Task directions: Give only the number of lines in the listing below where the string "JSON" occurs.

Data shown:
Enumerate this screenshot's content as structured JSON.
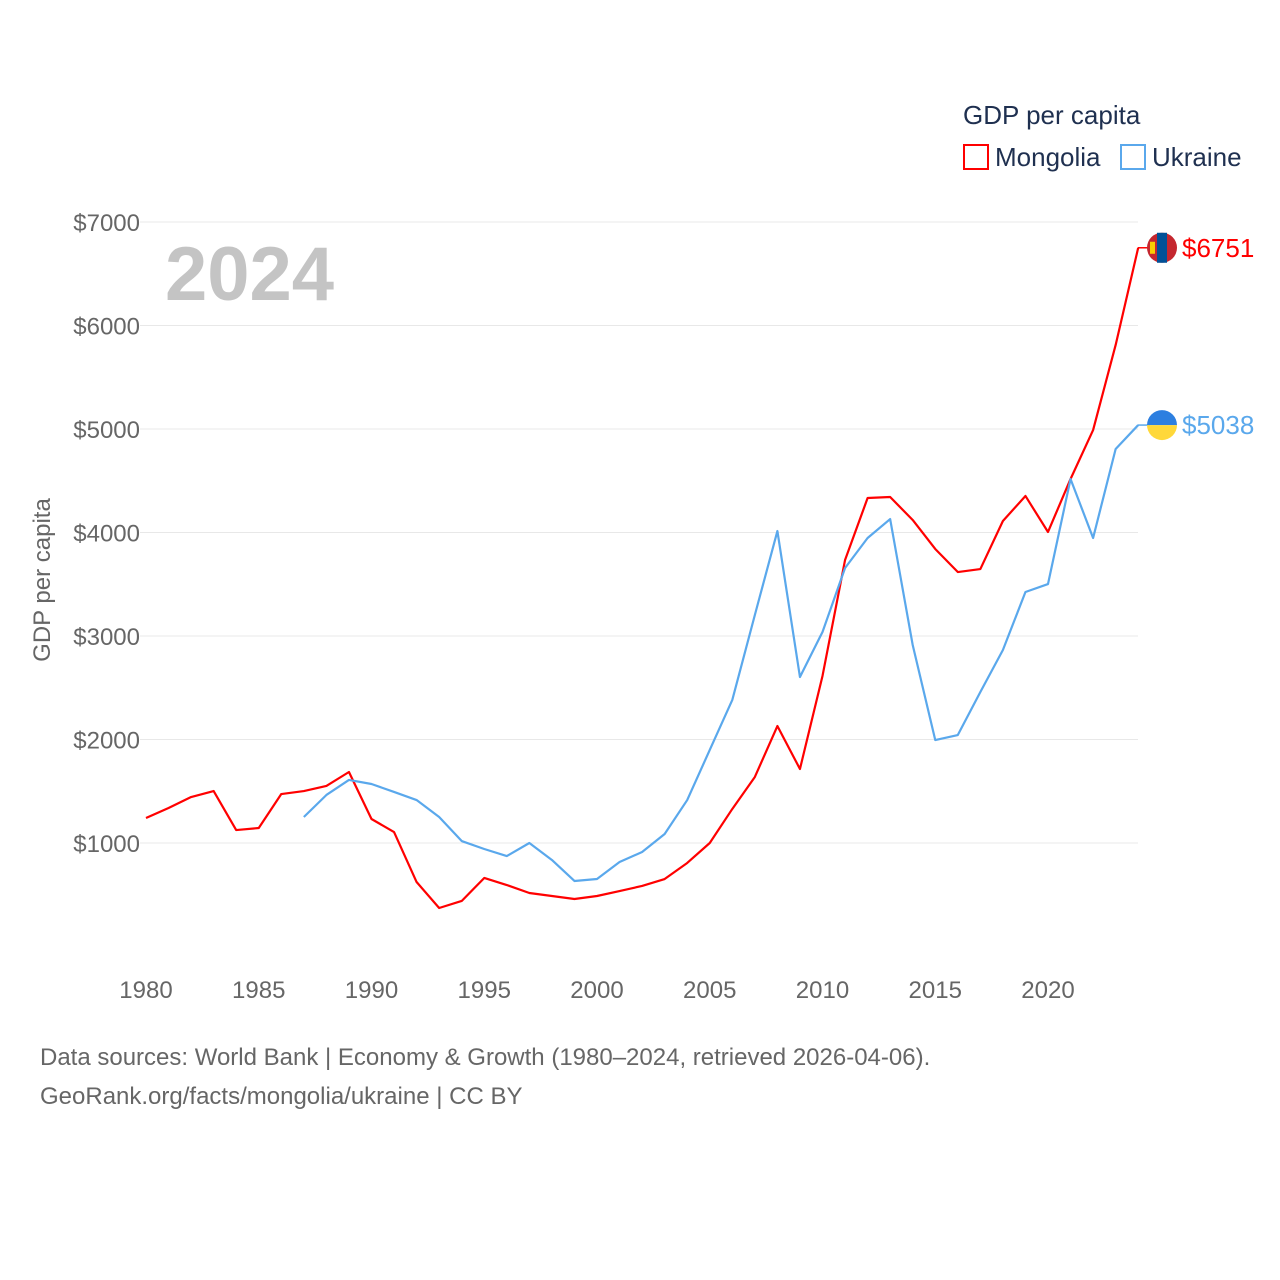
{
  "chart_data": {
    "type": "line",
    "title": "GDP per capita",
    "ylabel": "GDP per capita",
    "xlabel": "",
    "year_label": "2024",
    "xlim": [
      1980,
      2024
    ],
    "ylim": [
      0,
      7000
    ],
    "x_ticks": [
      "1980",
      "1985",
      "1990",
      "1995",
      "2000",
      "2005",
      "2010",
      "2015",
      "2020"
    ],
    "y_ticks": [
      "$1000",
      "$2000",
      "$3000",
      "$4000",
      "$5000",
      "$6000",
      "$7000"
    ],
    "grid": true,
    "legend_placement": "top-right",
    "series": [
      {
        "name": "Mongolia",
        "color": "#ff0000",
        "end_label": "$6751",
        "start_year": 1980,
        "values": [
          1241,
          1338,
          1444,
          1502,
          1125,
          1145,
          1473,
          1502,
          1551,
          1686,
          1232,
          1106,
          623,
          372,
          440,
          662,
          594,
          517,
          488,
          459,
          488,
          536,
          585,
          652,
          807,
          1000,
          1329,
          1638,
          2130,
          1715,
          2614,
          3734,
          4333,
          4343,
          4121,
          3841,
          3618,
          3647,
          4111,
          4353,
          4005,
          4517,
          4990,
          5812,
          6751
        ]
      },
      {
        "name": "Ukraine",
        "color": "#5aa8ec",
        "end_label": "$5038",
        "start_year": 1987,
        "values": [
          1251,
          1464,
          1609,
          1570,
          1493,
          1415,
          1251,
          1019,
          942,
          874,
          1000,
          836,
          633,
          652,
          816,
          913,
          1087,
          1415,
          1899,
          2382,
          3203,
          4014,
          2604,
          3039,
          3657,
          3947,
          4130,
          2913,
          1995,
          2043,
          2459,
          2865,
          3425,
          3502,
          4517,
          3947,
          4807,
          5038
        ]
      }
    ]
  },
  "footer": {
    "line1": "Data sources: World Bank | Economy & Growth (1980–2024, retrieved 2026-04-06).",
    "line2": "GeoRank.org/facts/mongolia/ukraine | CC BY"
  }
}
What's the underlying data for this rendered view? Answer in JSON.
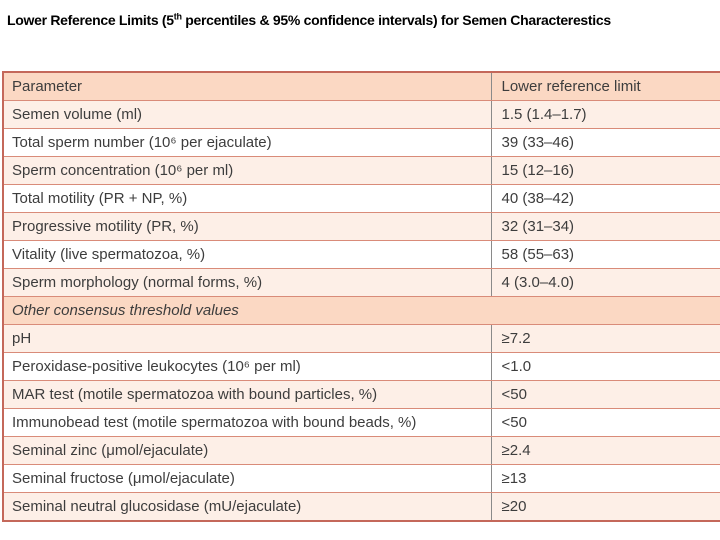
{
  "title": {
    "prefix": "Lower Reference Limits (5",
    "superscript": "th",
    "suffix": " percentiles & 95% confidence intervals) for Semen Characterestics"
  },
  "table": {
    "type": "table",
    "columns": [
      "Parameter",
      "Lower reference limit"
    ],
    "rows": [
      {
        "type": "light",
        "parameter": "Semen volume (ml)",
        "value": "1.5 (1.4–1.7)"
      },
      {
        "type": "white",
        "parameter": "Total sperm number (10⁶ per ejaculate)",
        "value": "39 (33–46)"
      },
      {
        "type": "light",
        "parameter": "Sperm concentration (10⁶ per ml)",
        "value": "15 (12–16)"
      },
      {
        "type": "white",
        "parameter": "Total motility (PR + NP, %)",
        "value": "40 (38–42)"
      },
      {
        "type": "light",
        "parameter": "Progressive motility (PR, %)",
        "value": "32 (31–34)"
      },
      {
        "type": "white",
        "parameter": "Vitality (live spermatozoa, %)",
        "value": "58 (55–63)"
      },
      {
        "type": "light",
        "parameter": "Sperm morphology (normal forms, %)",
        "value": "4 (3.0–4.0)"
      },
      {
        "type": "section",
        "parameter": "Other consensus threshold values",
        "value": ""
      },
      {
        "type": "light",
        "parameter": "pH",
        "value": "≥7.2"
      },
      {
        "type": "white",
        "parameter": "Peroxidase-positive leukocytes (10⁶ per ml)",
        "value": "<1.0"
      },
      {
        "type": "light",
        "parameter": "MAR test (motile spermatozoa with bound particles, %)",
        "value": "<50"
      },
      {
        "type": "white",
        "parameter": "Immunobead test (motile spermatozoa with bound beads, %)",
        "value": "<50"
      },
      {
        "type": "light",
        "parameter": "Seminal zinc (μmol/ejaculate)",
        "value": "≥2.4"
      },
      {
        "type": "white",
        "parameter": "Seminal fructose (μmol/ejaculate)",
        "value": "≥13"
      },
      {
        "type": "light",
        "parameter": "Seminal neutral glucosidase (mU/ejaculate)",
        "value": "≥20"
      }
    ]
  },
  "colors": {
    "title_text": "#000000",
    "text": "#3d3d3d",
    "header_bg": "#fbd8c3",
    "section_bg": "#fbd8c3",
    "row_light_bg": "#fdefe7",
    "row_white_bg": "#ffffff",
    "row_border": "#d98b79",
    "outer_border": "#c4685a",
    "column_divider": "#8a8a8a"
  }
}
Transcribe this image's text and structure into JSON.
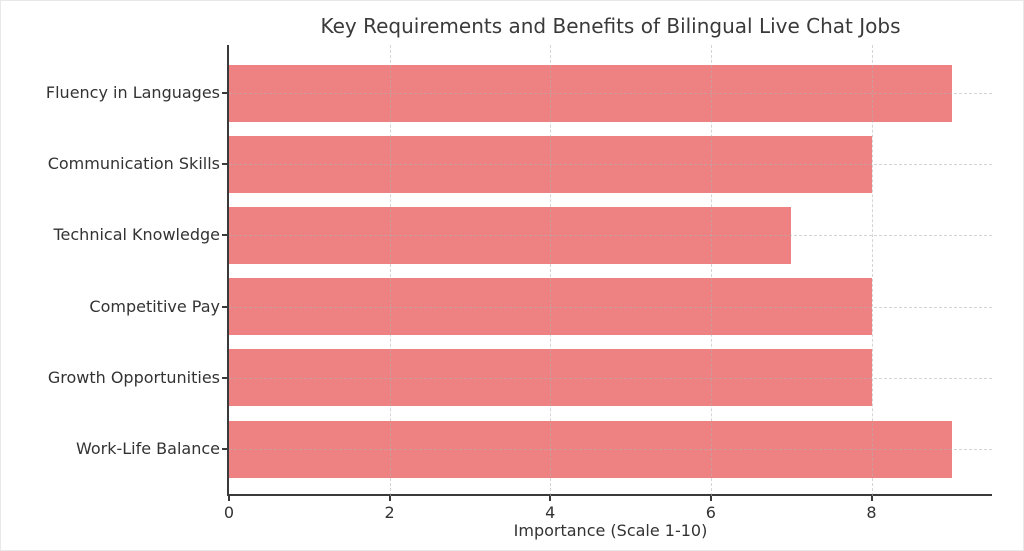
{
  "chart_data": {
    "type": "bar",
    "orientation": "horizontal",
    "title": "Key Requirements and Benefits of Bilingual Live Chat Jobs",
    "xlabel": "Importance (Scale 1-10)",
    "ylabel": "",
    "categories": [
      "Fluency in Languages",
      "Communication Skills",
      "Technical Knowledge",
      "Competitive Pay",
      "Growth Opportunities",
      "Work-Life Balance"
    ],
    "values": [
      9,
      8,
      7,
      8,
      8,
      9
    ],
    "xticks": [
      0,
      2,
      4,
      6,
      8
    ],
    "xlim": [
      0,
      9.5
    ],
    "grid": true,
    "grid_style": "dashed",
    "legend": "none",
    "colors": {
      "bar": "#ee8181",
      "spine": "#3a3a3a",
      "grid": "#b0b0b0",
      "text": "#333333",
      "background": "#ffffff"
    }
  }
}
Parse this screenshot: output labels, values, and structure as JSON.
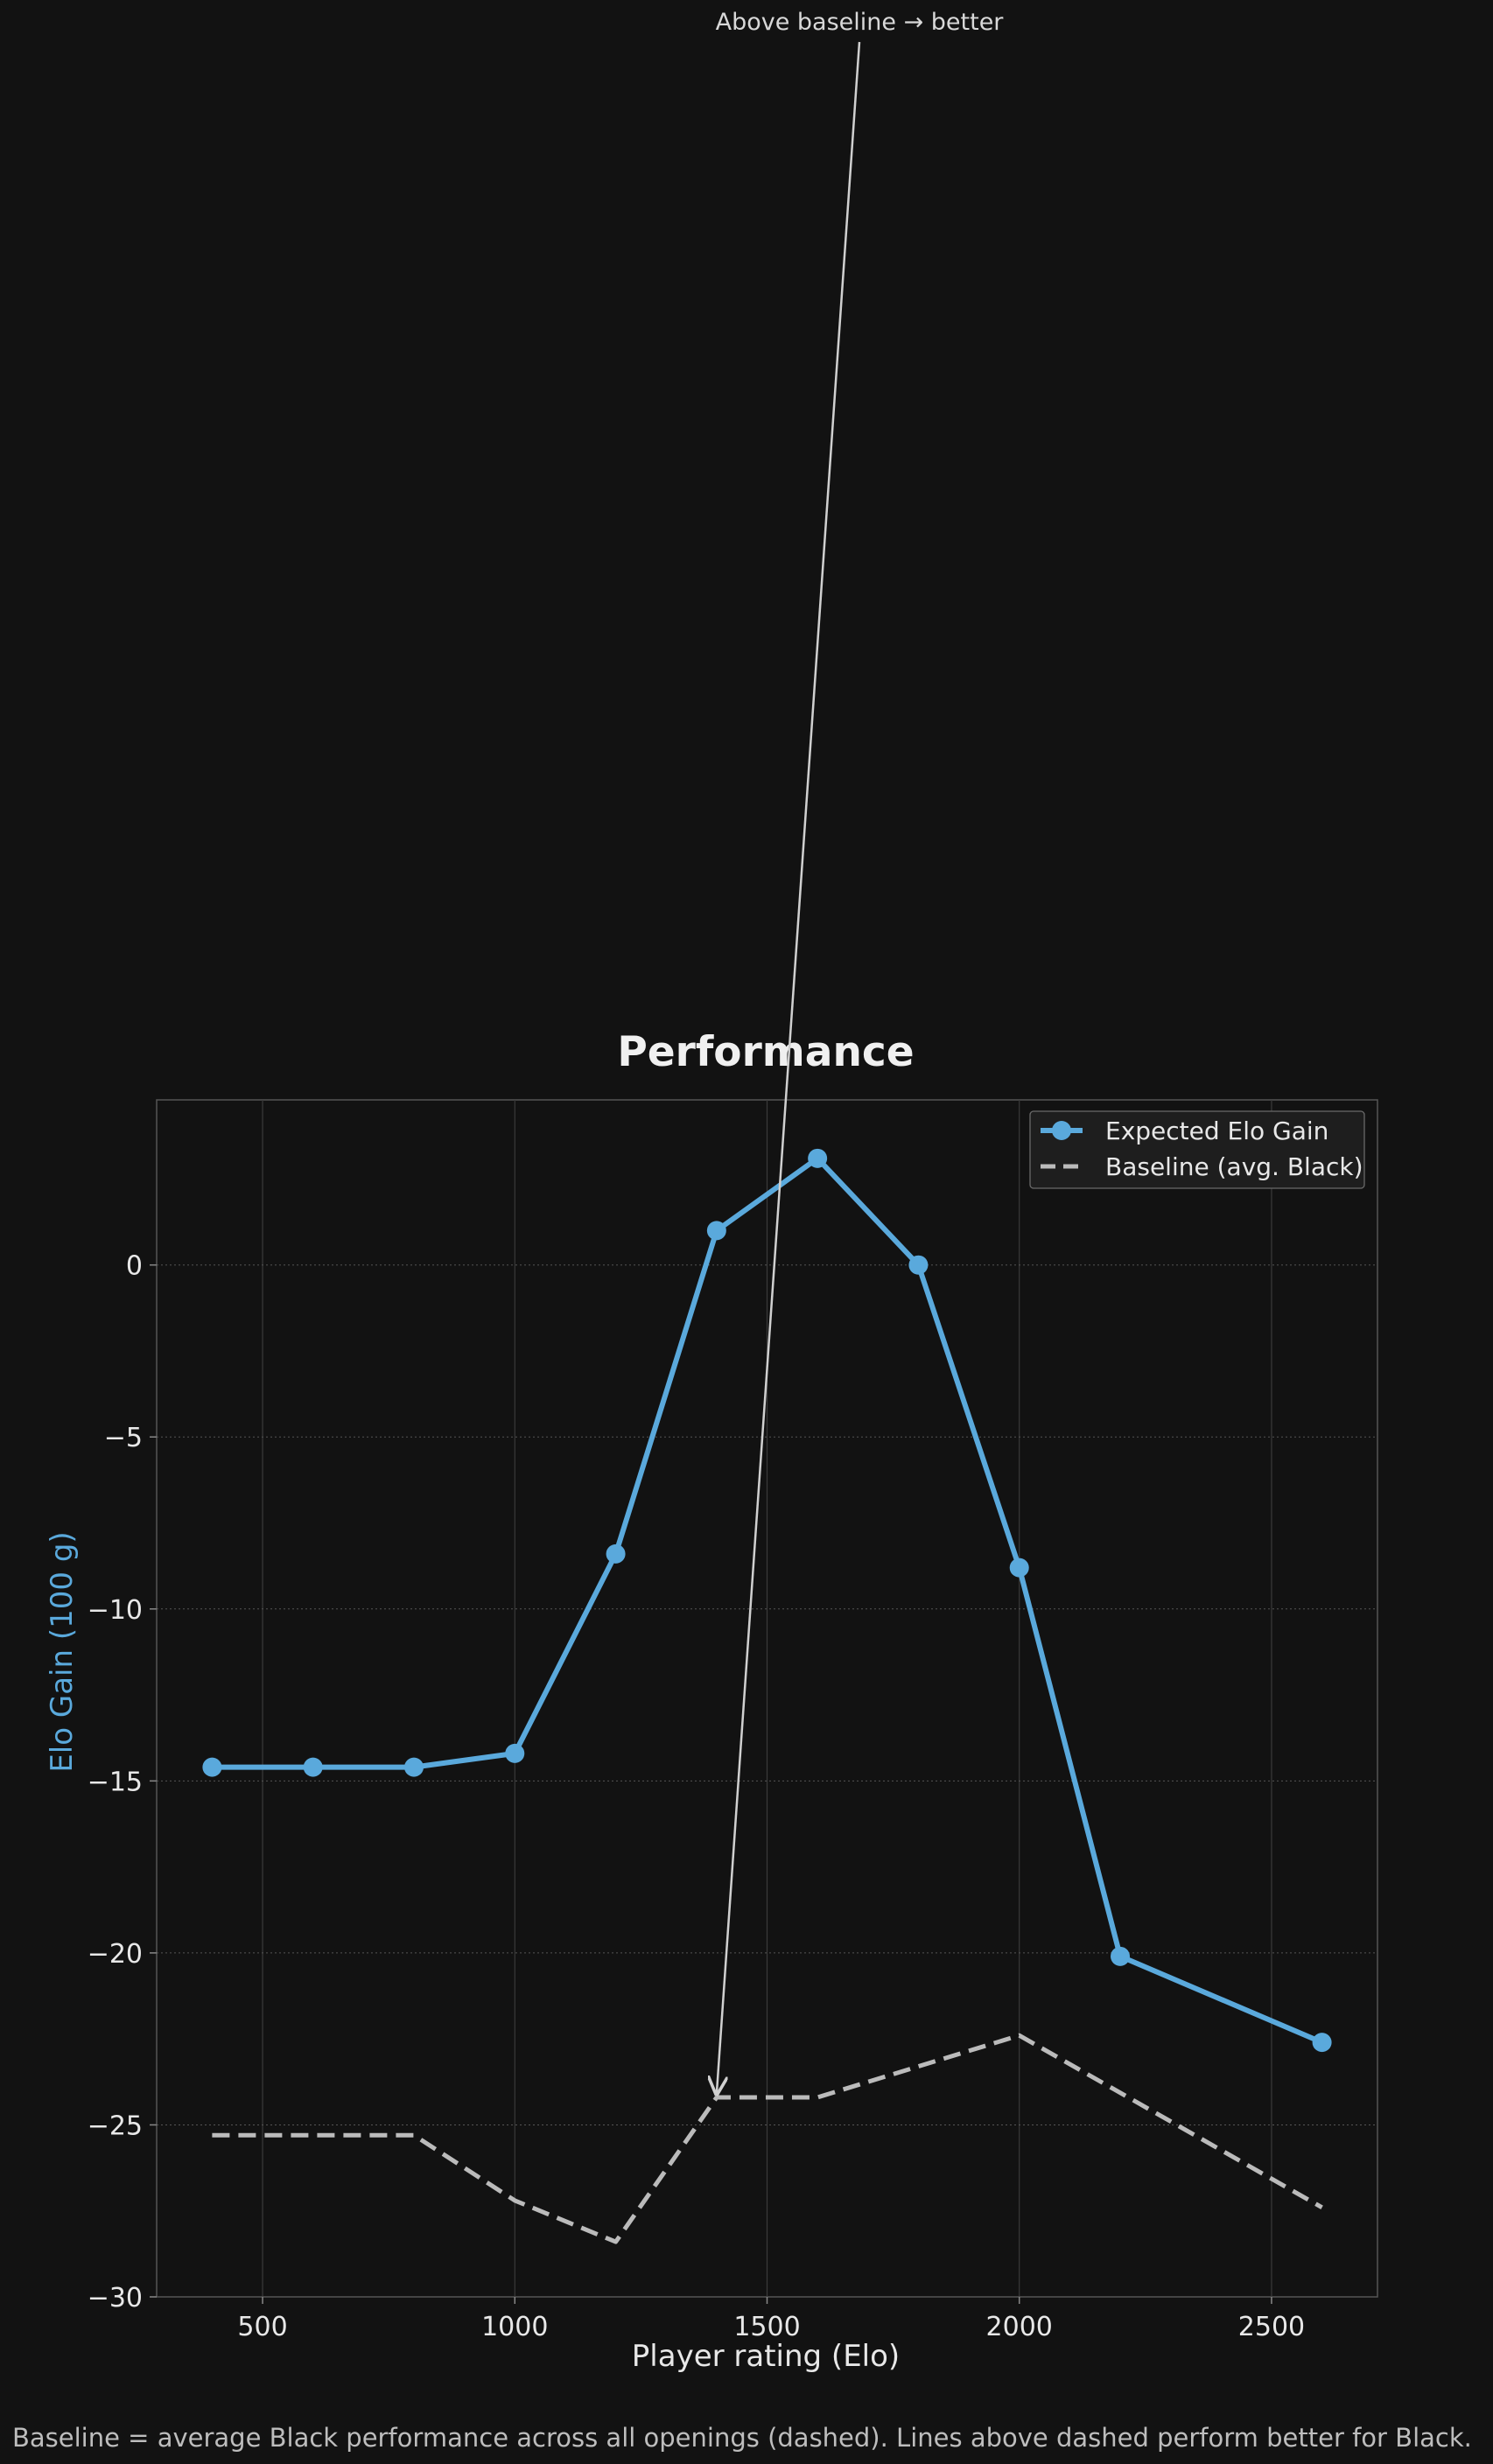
{
  "chart_data": {
    "type": "line",
    "title": "Performance",
    "xlabel": "Player rating (Elo)",
    "ylabel": "Elo Gain (100 g)",
    "xlim": [
      290,
      2710
    ],
    "ylim": [
      -30,
      4.8
    ],
    "xticks": [
      500,
      1000,
      1500,
      2000,
      2500
    ],
    "yticks": [
      -30,
      -25,
      -20,
      -15,
      -10,
      -5,
      0
    ],
    "grid": true,
    "legend_position": "top-right",
    "x": [
      400,
      600,
      800,
      1000,
      1200,
      1400,
      1600,
      1800,
      2000,
      2200,
      2600
    ],
    "series": [
      {
        "name": "Expected Elo Gain",
        "color": "#5aa9dc",
        "style": "solid-with-markers",
        "values": [
          -14.6,
          -14.6,
          -14.6,
          -14.2,
          -8.4,
          1.0,
          3.1,
          0.0,
          -8.8,
          -20.1,
          -22.6
        ]
      },
      {
        "name": "Baseline (avg. Black)",
        "color": "#bbbbbb",
        "style": "dashed",
        "values": [
          -25.3,
          -25.3,
          -25.3,
          -27.2,
          -28.4,
          -24.2,
          -24.2,
          null,
          -22.4,
          null,
          -27.4
        ]
      }
    ],
    "annotation": {
      "text": "Above baseline → better",
      "arrow_target": [
        1400,
        -24.2
      ]
    },
    "caption": "Baseline = average Black performance across all openings (dashed). Lines above dashed perform better for Black."
  }
}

Complete answer: 4